■ **TASK DIRECTIONS**: All entries are to be quoted exactly; the images stay out of the copy.

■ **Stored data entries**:
/---
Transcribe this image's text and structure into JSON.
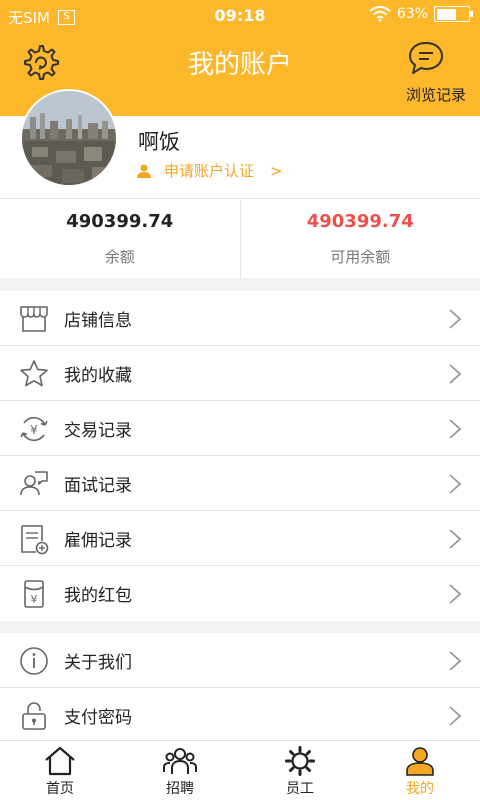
{
  "status_bar": {
    "carrier": "无SIM",
    "sim_icon_text": "S",
    "time": "09:18",
    "battery_percent": "63%",
    "battery_level": 0.63
  },
  "header": {
    "title": "我的账户",
    "history_label": "浏览记录",
    "accent_color": "#fdb72a"
  },
  "profile": {
    "username": "啊饭",
    "verify_label": "申请账户认证",
    "verify_chevron": ">"
  },
  "balance": {
    "total_amount": "490399.74",
    "total_label": "余额",
    "available_amount": "490399.74",
    "available_label": "可用余额",
    "available_color": "#f0504b"
  },
  "menu_group_1": [
    {
      "label": "店铺信息",
      "icon": "store-icon"
    },
    {
      "label": "我的收藏",
      "icon": "star-icon"
    },
    {
      "label": "交易记录",
      "icon": "transaction-icon"
    },
    {
      "label": "面试记录",
      "icon": "interview-icon"
    },
    {
      "label": "雇佣记录",
      "icon": "employment-icon"
    },
    {
      "label": "我的红包",
      "icon": "red-packet-icon"
    }
  ],
  "menu_group_2": [
    {
      "label": "关于我们",
      "icon": "info-icon"
    },
    {
      "label": "支付密码",
      "icon": "lock-icon"
    }
  ],
  "tabbar": [
    {
      "label": "首页",
      "icon": "home-icon",
      "active": false
    },
    {
      "label": "招聘",
      "icon": "recruit-icon",
      "active": false
    },
    {
      "label": "员工",
      "icon": "employee-gear-icon",
      "active": false
    },
    {
      "label": "我的",
      "icon": "profile-icon",
      "active": true
    }
  ]
}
\---
■ **RESULT**:
Transcribe this image's text and structure into JSON.
{
  "status_bar": {
    "carrier": "无SIM",
    "sim_icon_text": "S",
    "time": "09:18",
    "battery_percent": "63%",
    "battery_level": 0.63
  },
  "header": {
    "title": "我的账户",
    "history_label": "浏览记录",
    "accent_color": "#fdb72a"
  },
  "profile": {
    "username": "啊饭",
    "verify_label": "申请账户认证",
    "verify_chevron": ">"
  },
  "balance": {
    "total_amount": "490399.74",
    "total_label": "余额",
    "available_amount": "490399.74",
    "available_label": "可用余额",
    "available_color": "#f0504b"
  },
  "menu_group_1": [
    {
      "label": "店铺信息",
      "icon": "store-icon"
    },
    {
      "label": "我的收藏",
      "icon": "star-icon"
    },
    {
      "label": "交易记录",
      "icon": "transaction-icon"
    },
    {
      "label": "面试记录",
      "icon": "interview-icon"
    },
    {
      "label": "雇佣记录",
      "icon": "employment-icon"
    },
    {
      "label": "我的红包",
      "icon": "red-packet-icon"
    }
  ],
  "menu_group_2": [
    {
      "label": "关于我们",
      "icon": "info-icon"
    },
    {
      "label": "支付密码",
      "icon": "lock-icon"
    }
  ],
  "tabbar": [
    {
      "label": "首页",
      "icon": "home-icon",
      "active": false
    },
    {
      "label": "招聘",
      "icon": "recruit-icon",
      "active": false
    },
    {
      "label": "员工",
      "icon": "employee-gear-icon",
      "active": false
    },
    {
      "label": "我的",
      "icon": "profile-icon",
      "active": true
    }
  ]
}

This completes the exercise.